▶ **INFORMATION GIVEN**
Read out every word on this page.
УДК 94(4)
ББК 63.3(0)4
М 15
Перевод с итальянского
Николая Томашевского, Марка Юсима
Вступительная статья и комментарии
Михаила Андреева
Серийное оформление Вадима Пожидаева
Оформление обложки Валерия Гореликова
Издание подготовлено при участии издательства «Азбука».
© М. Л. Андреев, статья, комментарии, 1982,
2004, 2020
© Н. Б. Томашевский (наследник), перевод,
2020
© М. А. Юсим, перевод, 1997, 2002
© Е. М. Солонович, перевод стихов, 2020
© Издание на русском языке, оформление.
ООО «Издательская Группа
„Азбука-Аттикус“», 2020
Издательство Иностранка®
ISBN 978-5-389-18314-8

---

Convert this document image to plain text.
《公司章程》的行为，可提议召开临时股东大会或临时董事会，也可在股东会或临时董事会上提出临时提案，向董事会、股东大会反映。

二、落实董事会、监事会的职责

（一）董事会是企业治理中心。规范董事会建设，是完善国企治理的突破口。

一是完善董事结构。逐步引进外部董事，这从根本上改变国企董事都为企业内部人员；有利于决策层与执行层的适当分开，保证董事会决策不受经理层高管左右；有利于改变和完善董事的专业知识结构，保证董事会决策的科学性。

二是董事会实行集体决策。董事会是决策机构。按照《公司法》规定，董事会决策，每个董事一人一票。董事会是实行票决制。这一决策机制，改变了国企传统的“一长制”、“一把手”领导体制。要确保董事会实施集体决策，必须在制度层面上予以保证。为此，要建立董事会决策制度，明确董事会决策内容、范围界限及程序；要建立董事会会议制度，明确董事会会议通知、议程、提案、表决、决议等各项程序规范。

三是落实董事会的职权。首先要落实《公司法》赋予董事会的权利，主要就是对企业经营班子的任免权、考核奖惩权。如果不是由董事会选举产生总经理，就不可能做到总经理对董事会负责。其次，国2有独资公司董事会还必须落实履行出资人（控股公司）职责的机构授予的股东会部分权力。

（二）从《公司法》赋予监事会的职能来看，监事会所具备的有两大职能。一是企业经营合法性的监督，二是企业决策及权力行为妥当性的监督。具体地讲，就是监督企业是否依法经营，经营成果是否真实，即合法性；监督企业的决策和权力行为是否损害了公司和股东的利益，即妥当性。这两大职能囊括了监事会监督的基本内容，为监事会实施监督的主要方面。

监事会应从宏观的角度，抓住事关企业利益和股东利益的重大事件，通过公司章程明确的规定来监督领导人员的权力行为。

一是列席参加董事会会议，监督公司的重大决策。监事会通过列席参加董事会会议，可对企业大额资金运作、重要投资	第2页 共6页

▶ **JOB**
Track down all lines above with the string "комментарии" and copy them.

▶ **RESPONSE FOR THIS EXERCISE**
Вступительная статья и комментарии
© М. Л. Андреев, статья, комментарии, 1982,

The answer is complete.